> [INSTRUCTIONS FOR THE TASK] Comb through the entries for "Beef" and pull out each line that holds it.

> [TASK MATERIAL]
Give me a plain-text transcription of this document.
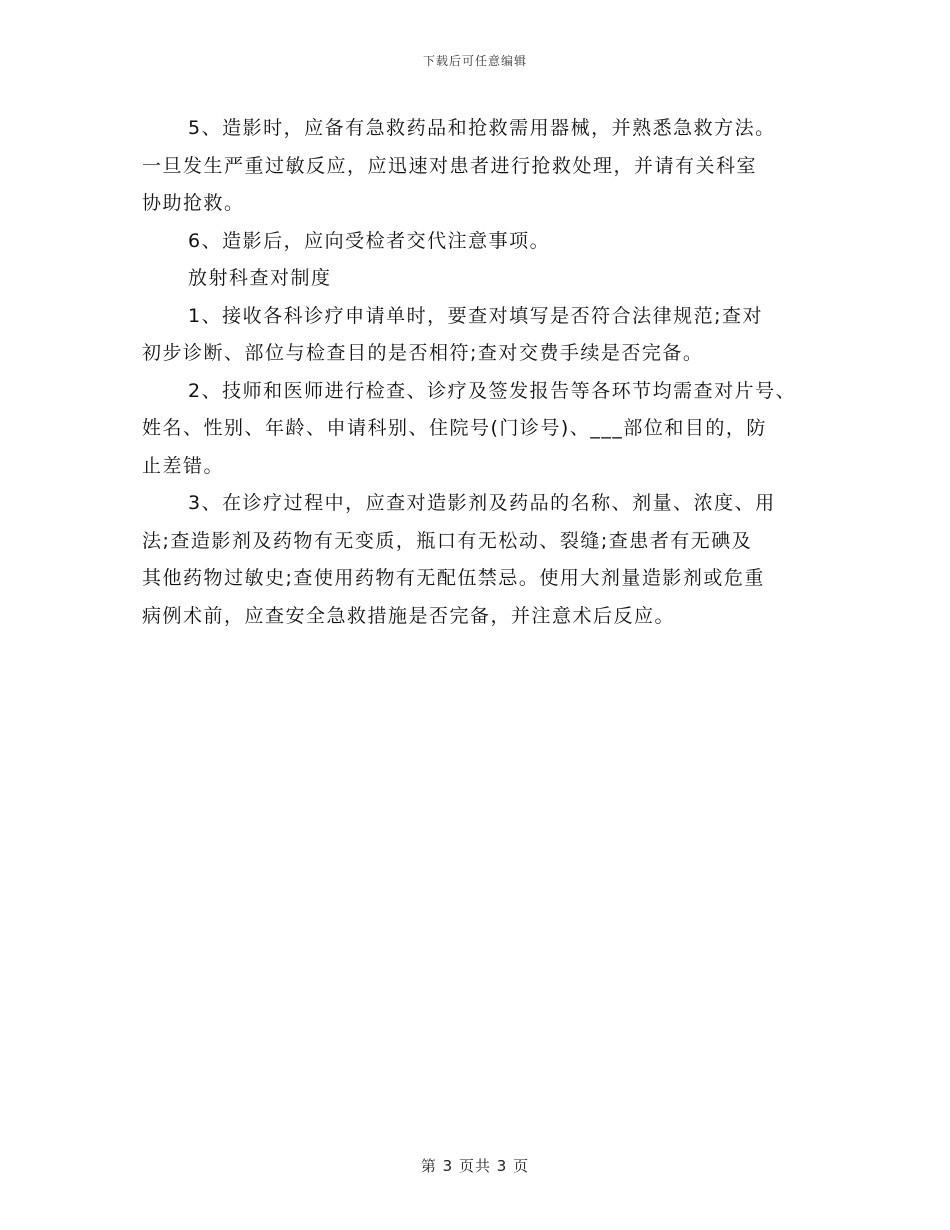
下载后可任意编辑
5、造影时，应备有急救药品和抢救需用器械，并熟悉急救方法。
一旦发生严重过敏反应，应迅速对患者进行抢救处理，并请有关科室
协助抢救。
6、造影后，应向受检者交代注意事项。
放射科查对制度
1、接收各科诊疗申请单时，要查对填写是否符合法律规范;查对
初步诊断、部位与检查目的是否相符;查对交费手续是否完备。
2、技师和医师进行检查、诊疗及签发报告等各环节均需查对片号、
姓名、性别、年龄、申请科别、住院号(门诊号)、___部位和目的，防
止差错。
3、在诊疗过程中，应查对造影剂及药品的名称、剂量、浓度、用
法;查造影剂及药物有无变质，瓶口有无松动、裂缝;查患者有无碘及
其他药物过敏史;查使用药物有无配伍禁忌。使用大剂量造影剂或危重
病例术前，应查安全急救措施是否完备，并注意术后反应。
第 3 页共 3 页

---

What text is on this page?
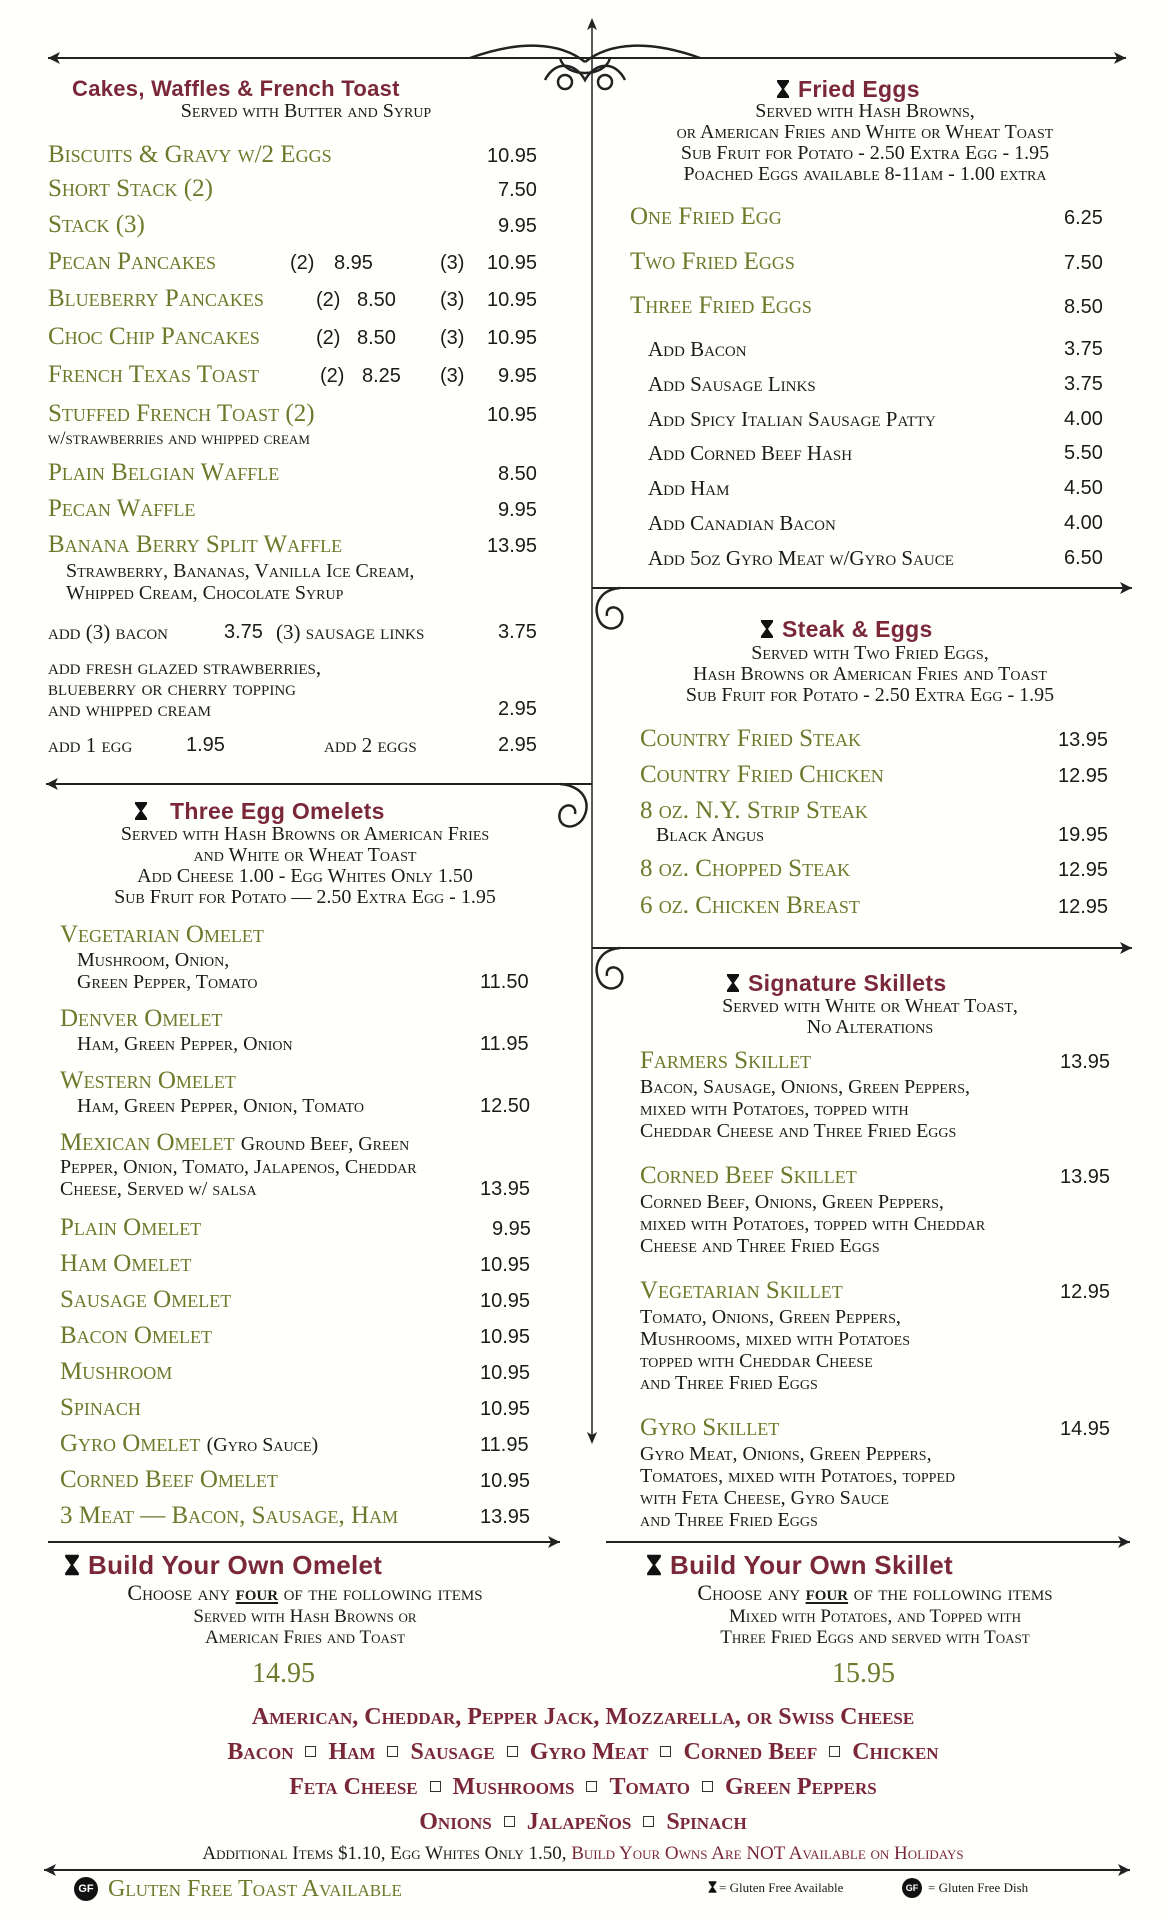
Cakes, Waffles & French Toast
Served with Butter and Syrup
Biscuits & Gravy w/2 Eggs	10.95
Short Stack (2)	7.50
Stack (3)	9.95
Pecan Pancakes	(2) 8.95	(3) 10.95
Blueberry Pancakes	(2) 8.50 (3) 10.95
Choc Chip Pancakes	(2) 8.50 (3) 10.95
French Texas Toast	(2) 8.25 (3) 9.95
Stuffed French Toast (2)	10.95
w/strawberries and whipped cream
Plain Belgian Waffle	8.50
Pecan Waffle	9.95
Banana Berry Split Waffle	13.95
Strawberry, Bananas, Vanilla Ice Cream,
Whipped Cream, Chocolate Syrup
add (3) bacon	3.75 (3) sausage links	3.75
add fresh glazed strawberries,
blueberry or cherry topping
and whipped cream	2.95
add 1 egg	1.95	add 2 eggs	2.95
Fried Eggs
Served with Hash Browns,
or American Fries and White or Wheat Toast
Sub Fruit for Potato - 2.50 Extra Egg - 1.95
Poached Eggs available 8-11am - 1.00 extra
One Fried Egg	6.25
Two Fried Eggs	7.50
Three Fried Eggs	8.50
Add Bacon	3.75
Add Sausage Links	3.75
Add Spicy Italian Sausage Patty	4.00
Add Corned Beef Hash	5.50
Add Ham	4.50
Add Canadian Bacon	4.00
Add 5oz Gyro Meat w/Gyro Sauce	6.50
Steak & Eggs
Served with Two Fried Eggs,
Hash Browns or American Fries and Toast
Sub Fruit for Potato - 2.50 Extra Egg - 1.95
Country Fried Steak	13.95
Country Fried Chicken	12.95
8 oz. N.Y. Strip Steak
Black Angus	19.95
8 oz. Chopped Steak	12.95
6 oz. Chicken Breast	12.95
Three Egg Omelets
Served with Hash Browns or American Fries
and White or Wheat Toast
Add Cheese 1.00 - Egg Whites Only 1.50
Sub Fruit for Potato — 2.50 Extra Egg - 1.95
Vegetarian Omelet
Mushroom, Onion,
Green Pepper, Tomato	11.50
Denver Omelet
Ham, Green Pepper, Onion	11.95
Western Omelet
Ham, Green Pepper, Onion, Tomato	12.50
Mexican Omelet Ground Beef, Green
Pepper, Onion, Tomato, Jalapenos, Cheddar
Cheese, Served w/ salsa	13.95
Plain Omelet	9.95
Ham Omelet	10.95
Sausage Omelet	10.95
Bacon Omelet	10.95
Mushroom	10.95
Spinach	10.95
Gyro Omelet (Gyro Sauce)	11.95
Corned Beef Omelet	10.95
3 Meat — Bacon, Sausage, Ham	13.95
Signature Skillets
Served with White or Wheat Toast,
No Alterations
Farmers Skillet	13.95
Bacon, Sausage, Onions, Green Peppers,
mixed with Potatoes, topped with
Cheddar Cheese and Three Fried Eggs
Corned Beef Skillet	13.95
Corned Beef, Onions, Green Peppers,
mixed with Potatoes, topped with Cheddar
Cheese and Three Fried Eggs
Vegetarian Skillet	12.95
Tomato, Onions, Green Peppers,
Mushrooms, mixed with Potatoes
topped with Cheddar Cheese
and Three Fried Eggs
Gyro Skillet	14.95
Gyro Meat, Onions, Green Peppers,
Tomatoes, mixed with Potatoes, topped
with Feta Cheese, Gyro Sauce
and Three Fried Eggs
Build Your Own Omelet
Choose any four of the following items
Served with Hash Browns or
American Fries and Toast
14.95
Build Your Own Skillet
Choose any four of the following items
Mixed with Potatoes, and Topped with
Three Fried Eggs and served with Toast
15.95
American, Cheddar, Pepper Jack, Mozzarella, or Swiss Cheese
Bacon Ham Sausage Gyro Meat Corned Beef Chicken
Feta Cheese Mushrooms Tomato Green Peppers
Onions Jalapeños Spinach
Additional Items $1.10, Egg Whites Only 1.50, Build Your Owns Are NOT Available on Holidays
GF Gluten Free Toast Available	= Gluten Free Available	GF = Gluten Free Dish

> [ANSWER TO THIS TASK]
Add Corned Beef Hash	5.50
Mexican Omelet Ground Beef, Green
Corned Beef Omelet	10.95
Corned Beef Skillet	13.95
Corned Beef, Onions, Green Peppers,
Bacon Ham Sausage Gyro Meat Corned Beef Chicken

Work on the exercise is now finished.